[Saved entries]
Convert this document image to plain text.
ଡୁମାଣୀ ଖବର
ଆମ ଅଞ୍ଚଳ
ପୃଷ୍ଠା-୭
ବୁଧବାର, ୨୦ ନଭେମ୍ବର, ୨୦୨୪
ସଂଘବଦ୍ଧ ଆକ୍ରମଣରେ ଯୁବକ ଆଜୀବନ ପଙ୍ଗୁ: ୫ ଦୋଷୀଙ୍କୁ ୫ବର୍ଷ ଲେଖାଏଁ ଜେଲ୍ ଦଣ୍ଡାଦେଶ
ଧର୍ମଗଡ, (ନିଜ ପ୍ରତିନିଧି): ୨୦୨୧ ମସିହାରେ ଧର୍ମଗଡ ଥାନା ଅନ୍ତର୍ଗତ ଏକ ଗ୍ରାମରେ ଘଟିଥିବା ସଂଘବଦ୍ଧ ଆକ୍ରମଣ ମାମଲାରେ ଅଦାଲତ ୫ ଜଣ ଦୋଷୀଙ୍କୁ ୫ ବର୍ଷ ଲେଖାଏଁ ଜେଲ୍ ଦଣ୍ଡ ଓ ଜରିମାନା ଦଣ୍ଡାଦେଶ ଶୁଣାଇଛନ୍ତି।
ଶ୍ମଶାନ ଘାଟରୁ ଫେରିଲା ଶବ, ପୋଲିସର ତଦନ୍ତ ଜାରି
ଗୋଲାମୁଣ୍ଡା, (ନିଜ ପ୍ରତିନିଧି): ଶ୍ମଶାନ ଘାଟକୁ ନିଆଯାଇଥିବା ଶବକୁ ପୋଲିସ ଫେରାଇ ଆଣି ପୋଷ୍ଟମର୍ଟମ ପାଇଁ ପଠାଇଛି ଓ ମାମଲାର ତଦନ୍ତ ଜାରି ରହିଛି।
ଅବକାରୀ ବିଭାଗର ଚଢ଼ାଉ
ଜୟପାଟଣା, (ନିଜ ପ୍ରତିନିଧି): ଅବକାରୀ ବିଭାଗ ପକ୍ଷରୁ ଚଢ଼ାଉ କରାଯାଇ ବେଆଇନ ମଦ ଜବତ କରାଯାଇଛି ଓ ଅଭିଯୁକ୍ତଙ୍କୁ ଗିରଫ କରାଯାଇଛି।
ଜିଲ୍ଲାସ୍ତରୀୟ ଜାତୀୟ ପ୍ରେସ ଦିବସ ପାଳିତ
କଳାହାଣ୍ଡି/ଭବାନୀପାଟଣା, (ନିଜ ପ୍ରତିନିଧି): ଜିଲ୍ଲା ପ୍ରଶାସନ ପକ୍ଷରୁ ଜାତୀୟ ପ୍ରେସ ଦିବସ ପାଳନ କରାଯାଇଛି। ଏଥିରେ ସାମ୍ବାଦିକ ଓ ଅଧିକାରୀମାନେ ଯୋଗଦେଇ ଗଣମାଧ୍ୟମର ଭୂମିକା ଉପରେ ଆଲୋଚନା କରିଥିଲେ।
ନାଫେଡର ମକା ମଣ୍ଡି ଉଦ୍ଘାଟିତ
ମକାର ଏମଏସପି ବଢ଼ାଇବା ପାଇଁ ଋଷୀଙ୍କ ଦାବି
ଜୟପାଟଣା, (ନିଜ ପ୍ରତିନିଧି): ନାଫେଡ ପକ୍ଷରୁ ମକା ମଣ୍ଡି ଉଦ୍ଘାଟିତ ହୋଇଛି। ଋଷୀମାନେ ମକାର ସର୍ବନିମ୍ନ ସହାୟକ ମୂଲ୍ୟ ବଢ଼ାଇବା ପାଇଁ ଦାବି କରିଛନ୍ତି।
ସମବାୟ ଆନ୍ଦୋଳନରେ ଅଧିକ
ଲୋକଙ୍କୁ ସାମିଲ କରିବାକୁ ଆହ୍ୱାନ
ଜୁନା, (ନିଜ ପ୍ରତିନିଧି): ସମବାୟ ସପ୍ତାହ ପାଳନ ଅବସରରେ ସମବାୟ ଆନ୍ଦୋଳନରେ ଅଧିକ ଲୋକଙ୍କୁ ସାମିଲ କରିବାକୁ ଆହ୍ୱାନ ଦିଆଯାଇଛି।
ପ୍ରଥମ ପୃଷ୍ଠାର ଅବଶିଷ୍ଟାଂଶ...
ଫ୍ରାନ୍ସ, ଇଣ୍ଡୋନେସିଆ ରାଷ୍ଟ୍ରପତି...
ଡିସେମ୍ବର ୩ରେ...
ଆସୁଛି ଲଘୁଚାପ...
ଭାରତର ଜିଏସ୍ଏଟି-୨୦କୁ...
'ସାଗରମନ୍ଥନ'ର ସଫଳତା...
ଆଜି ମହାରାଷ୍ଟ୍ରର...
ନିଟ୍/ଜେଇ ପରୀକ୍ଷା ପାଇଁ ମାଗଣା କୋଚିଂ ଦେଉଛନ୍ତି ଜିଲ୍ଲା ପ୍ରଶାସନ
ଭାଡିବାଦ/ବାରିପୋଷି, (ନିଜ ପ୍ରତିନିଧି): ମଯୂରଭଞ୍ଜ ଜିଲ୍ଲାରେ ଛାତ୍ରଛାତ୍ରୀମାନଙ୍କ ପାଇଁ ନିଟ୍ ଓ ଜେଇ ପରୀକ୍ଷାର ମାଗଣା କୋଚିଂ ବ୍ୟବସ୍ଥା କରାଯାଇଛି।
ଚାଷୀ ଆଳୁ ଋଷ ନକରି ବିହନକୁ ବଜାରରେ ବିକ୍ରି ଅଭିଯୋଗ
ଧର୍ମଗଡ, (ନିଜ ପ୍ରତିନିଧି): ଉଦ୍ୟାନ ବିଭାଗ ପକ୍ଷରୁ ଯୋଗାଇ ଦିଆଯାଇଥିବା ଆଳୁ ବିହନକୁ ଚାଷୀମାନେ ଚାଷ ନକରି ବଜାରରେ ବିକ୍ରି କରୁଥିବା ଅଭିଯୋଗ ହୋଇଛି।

- **TASK TO COMPLETE**
Transcribe all of the entries without altering anything.

- **COMPLETED TASK**
Convert this document image to plain text.
ଡୁମାଣୀ ଖବର
ଆମ ଅଞ୍ଚଳ
ପୃଷ୍ଠା-୭
ବୁଧବାର, ୨୦ ନଭେମ୍ବର, ୨୦୨୪
ସଂଘବଦ୍ଧ ଆକ୍ରମଣରେ ଯୁବକ ଆଜୀବନ ପଙ୍ଗୁ: ୫ ଦୋଷୀଙ୍କୁ ୫ବର୍ଷ ଲେଖାଏଁ ଜେଲ୍ ଦଣ୍ଡାଦେଶ
ଧର୍ମଗଡ, (ନିଜ ପ୍ରତିନିଧି): ୨୦୨୧ ମସିହାରେ ଧର୍ମଗଡ ଥାନା ଅନ୍ତର୍ଗତ ଏକ ଗ୍ରାମରେ ଘଟିଥିବା ସଂଘବଦ୍ଧ ଆକ୍ରମଣ ମାମଲାରେ ଅଦାଲତ ୫ ଜଣ ଦୋଷୀଙ୍କୁ ୫ ବର୍ଷ ଲେଖାଏଁ ଜେଲ୍ ଦଣ୍ଡ ଓ ଜରିମାନା ଦଣ୍ଡାଦେଶ ଶୁଣାଇଛନ୍ତି।
ଶ୍ମଶାନ ଘାଟରୁ ଫେରିଲା ଶବ, ପୋଲିସର ତଦନ୍ତ ଜାରି
ଗୋଲାମୁଣ୍ଡା, (ନିଜ ପ୍ରତିନିଧି): ଶ୍ମଶାନ ଘାଟକୁ ନିଆଯାଇଥିବା ଶବକୁ ପୋଲିସ ଫେରାଇ ଆଣି ପୋଷ୍ଟମର୍ଟମ ପାଇଁ ପଠାଇଛି ଓ ମାମଲାର ତଦନ୍ତ ଜାରି ରହିଛି।
ଅବକାରୀ ବିଭାଗର ଚଢ଼ାଉ
ଜୟପାଟଣା, (ନିଜ ପ୍ରତିନିଧି): ଅବକାରୀ ବିଭାଗ ପକ୍ଷରୁ ଚଢ଼ାଉ କରାଯାଇ ବେଆଇନ ମଦ ଜବତ କରାଯାଇଛି ଓ ଅଭିଯୁକ୍ତଙ୍କୁ ଗିରଫ କରାଯାଇଛି।
ଜିଲ୍ଲାସ୍ତରୀୟ ଜାତୀୟ ପ୍ରେସ ଦିବସ ପାଳିତ
କଳାହାଣ୍ଡି/ଭବାନୀପାଟଣା, (ନିଜ ପ୍ରତିନିଧି): ଜିଲ୍ଲା ପ୍ରଶାସନ ପକ୍ଷରୁ ଜାତୀୟ ପ୍ରେସ ଦିବସ ପାଳନ କରାଯାଇଛି। ଏଥିରେ ସାମ୍ବାଦିକ ଓ ଅଧିକାରୀମାନେ ଯୋଗଦେଇ ଗଣମାଧ୍ୟମର ଭୂମିକା ଉପରେ ଆଲୋଚନା କରିଥିଲେ।
ନାଫେଡର ମକା ମଣ୍ଡି ଉଦ୍ଘାଟିତ
ମକାର ଏମଏସପି ବଢ଼ାଇବା ପାଇଁ ଋଷୀଙ୍କ ଦାବି
ଜୟପାଟଣା, (ନିଜ ପ୍ରତିନିଧି): ନାଫେଡ ପକ୍ଷରୁ ମକା ମଣ୍ଡି ଉଦ୍ଘାଟିତ ହୋଇଛି। ଋଷୀମାନେ ମକାର ସର୍ବନିମ୍ନ ସହାୟକ ମୂଲ୍ୟ ବଢ଼ାଇବା ପାଇଁ ଦାବି କରିଛନ୍ତି।
ସମବାୟ ଆନ୍ଦୋଳନରେ ଅଧିକ
ଲୋକଙ୍କୁ ସାମିଲ କରିବାକୁ ଆହ୍ୱାନ
ଜୁନା, (ନିଜ ପ୍ରତିନିଧି): ସମବାୟ ସପ୍ତାହ ପାଳନ ଅବସରରେ ସମବାୟ ଆନ୍ଦୋଳନରେ ଅଧିକ ଲୋକଙ୍କୁ ସାମିଲ କରିବାକୁ ଆହ୍ୱାନ ଦିଆଯାଇଛି।
ପ୍ରଥମ ପୃଷ୍ଠାର ଅବଶିଷ୍ଟାଂଶ...
ଫ୍ରାନ୍ସ, ଇଣ୍ଡୋନେସିଆ ରାଷ୍ଟ୍ରପତି...
ଡିସେମ୍ବର ୩ରେ...
ଆସୁଛି ଲଘୁଚାପ...
ଭାରତର ଜିଏସ୍ଏଟି-୨୦କୁ...
'ସାଗରମନ୍ଥନ'ର ସଫଳତା...
ଆଜି ମହାରାଷ୍ଟ୍ରର...
ନିଟ୍/ଜେଇ ପରୀକ୍ଷା ପାଇଁ ମାଗଣା କୋଚିଂ ଦେଉଛନ୍ତି ଜିଲ୍ଲା ପ୍ରଶାସନ
ଭାଡିବାଦ/ବାରିପୋଷି, (ନିଜ ପ୍ରତିନିଧି): ମଯୂରଭଞ୍ଜ ଜିଲ୍ଲାରେ ଛାତ୍ରଛାତ୍ରୀମାନଙ୍କ ପାଇଁ ନିଟ୍ ଓ ଜେଇ ପରୀକ୍ଷାର ମାଗଣା କୋଚିଂ ବ୍ୟବସ୍ଥା କରାଯାଇଛି।
ଚାଷୀ ଆଳୁ ଋଷ ନକରି ବିହନକୁ ବଜାରରେ ବିକ୍ରି ଅଭିଯୋଗ
ଧର୍ମଗଡ, (ନିଜ ପ୍ରତିନିଧି): ଉଦ୍ୟାନ ବିଭାଗ ପକ୍ଷରୁ ଯୋଗାଇ ଦିଆଯାଇଥିବା ଆଳୁ ବିହନକୁ ଚାଷୀମାନେ ଚାଷ ନକରି ବଜାରରେ ବିକ୍ରି କରୁଥିବା ଅଭିଯୋଗ ହୋଇଛି।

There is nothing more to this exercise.